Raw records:

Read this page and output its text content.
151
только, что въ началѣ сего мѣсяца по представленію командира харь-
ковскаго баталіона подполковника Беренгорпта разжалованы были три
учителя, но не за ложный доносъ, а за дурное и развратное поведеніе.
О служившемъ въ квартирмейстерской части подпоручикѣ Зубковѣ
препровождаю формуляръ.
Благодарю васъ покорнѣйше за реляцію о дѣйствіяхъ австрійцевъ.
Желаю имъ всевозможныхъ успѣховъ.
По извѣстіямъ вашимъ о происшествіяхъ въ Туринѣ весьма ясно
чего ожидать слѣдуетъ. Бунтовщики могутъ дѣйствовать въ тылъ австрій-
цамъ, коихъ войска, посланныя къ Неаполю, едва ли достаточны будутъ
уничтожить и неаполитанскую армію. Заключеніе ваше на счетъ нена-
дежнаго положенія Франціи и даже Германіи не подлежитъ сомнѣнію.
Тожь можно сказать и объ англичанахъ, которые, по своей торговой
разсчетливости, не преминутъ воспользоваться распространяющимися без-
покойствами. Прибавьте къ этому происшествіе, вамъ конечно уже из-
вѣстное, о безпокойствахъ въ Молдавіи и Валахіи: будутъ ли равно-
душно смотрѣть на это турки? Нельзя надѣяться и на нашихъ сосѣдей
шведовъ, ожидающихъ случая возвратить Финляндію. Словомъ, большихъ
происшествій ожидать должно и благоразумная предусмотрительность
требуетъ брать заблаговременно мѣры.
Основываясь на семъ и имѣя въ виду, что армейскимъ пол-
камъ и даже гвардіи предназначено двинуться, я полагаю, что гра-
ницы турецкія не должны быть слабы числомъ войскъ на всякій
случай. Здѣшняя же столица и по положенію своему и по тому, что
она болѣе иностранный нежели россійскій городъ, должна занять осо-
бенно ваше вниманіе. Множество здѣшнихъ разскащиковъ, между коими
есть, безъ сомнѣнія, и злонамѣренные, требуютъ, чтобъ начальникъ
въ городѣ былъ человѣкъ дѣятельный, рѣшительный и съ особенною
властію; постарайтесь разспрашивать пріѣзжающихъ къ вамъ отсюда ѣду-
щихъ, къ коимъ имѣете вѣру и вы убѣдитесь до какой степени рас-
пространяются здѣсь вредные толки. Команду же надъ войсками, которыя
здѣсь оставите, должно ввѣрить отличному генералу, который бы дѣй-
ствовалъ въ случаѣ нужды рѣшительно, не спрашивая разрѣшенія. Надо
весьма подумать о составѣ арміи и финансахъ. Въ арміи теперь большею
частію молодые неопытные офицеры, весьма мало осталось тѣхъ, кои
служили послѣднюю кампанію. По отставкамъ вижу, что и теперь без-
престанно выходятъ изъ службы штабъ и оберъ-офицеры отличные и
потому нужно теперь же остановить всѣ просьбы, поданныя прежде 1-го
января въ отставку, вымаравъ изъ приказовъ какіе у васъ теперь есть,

### TASK TO COMPLETE
Copy all lines from the data that hold the word "офицеры".

### CORRECT RESPONSE
частію молодые неопытные офицеры, весьма мало осталось тѣхъ, кои
престанно выходятъ изъ службы штабъ и оберъ-офицеры отличные и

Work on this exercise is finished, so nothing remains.